#### Set task:
Return, word for word, every line that follows.

Structured figure records:
####################

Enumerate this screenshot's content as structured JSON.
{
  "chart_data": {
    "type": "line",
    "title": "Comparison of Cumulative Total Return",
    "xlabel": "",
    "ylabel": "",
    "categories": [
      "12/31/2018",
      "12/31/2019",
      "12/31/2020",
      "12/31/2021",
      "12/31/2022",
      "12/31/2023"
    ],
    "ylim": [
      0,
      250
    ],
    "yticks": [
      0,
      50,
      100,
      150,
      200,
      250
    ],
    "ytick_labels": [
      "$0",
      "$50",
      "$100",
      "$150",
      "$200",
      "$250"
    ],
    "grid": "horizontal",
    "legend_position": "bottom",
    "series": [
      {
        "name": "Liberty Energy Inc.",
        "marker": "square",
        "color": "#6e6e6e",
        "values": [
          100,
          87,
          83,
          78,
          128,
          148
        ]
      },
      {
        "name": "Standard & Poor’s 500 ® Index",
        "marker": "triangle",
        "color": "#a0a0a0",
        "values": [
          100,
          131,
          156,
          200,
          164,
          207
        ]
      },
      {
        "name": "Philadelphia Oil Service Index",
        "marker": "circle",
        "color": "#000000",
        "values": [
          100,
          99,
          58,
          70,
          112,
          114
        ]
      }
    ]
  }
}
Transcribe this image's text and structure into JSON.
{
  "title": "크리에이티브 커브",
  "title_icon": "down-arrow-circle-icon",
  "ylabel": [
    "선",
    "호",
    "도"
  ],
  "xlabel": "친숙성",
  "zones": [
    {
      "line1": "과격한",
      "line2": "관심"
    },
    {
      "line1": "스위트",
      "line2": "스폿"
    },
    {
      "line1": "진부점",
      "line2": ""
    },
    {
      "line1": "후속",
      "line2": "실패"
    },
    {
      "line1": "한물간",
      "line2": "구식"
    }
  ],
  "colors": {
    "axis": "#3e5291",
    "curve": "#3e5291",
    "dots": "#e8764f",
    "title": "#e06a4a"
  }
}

####################

#### Problem solution:
Enumerate this screenshot's content as structured JSON.
{
  "chart_data": {
    "type": "line",
    "title": "Comparison of Cumulative Total Return",
    "xlabel": "",
    "ylabel": "",
    "categories": [
      "12/31/2018",
      "12/31/2019",
      "12/31/2020",
      "12/31/2021",
      "12/31/2022",
      "12/31/2023"
    ],
    "ylim": [
      0,
      250
    ],
    "yticks": [
      0,
      50,
      100,
      150,
      200,
      250
    ],
    "ytick_labels": [
      "$0",
      "$50",
      "$100",
      "$150",
      "$200",
      "$250"
    ],
    "grid": "horizontal",
    "legend_position": "bottom",
    "series": [
      {
        "name": "Liberty Energy Inc.",
        "marker": "square",
        "color": "#6e6e6e",
        "values": [
          100,
          87,
          83,
          78,
          128,
          148
        ]
      },
      {
        "name": "Standard & Poor’s 500 ® Index",
        "marker": "triangle",
        "color": "#a0a0a0",
        "values": [
          100,
          131,
          156,
          200,
          164,
          207
        ]
      },
      {
        "name": "Philadelphia Oil Service Index",
        "marker": "circle",
        "color": "#000000",
        "values": [
          100,
          99,
          58,
          70,
          112,
          114
        ]
      }
    ]
  }
}
Transcribe this image's text and structure into JSON.
{
  "title": "크리에이티브 커브",
  "title_icon": "down-arrow-circle-icon",
  "ylabel": [
    "선",
    "호",
    "도"
  ],
  "xlabel": "친숙성",
  "zones": [
    {
      "line1": "과격한",
      "line2": "관심"
    },
    {
      "line1": "스위트",
      "line2": "스폿"
    },
    {
      "line1": "진부점",
      "line2": ""
    },
    {
      "line1": "후속",
      "line2": "실패"
    },
    {
      "line1": "한물간",
      "line2": "구식"
    }
  ],
  "colors": {
    "axis": "#3e5291",
    "curve": "#3e5291",
    "dots": "#e8764f",
    "title": "#e06a4a"
  }
}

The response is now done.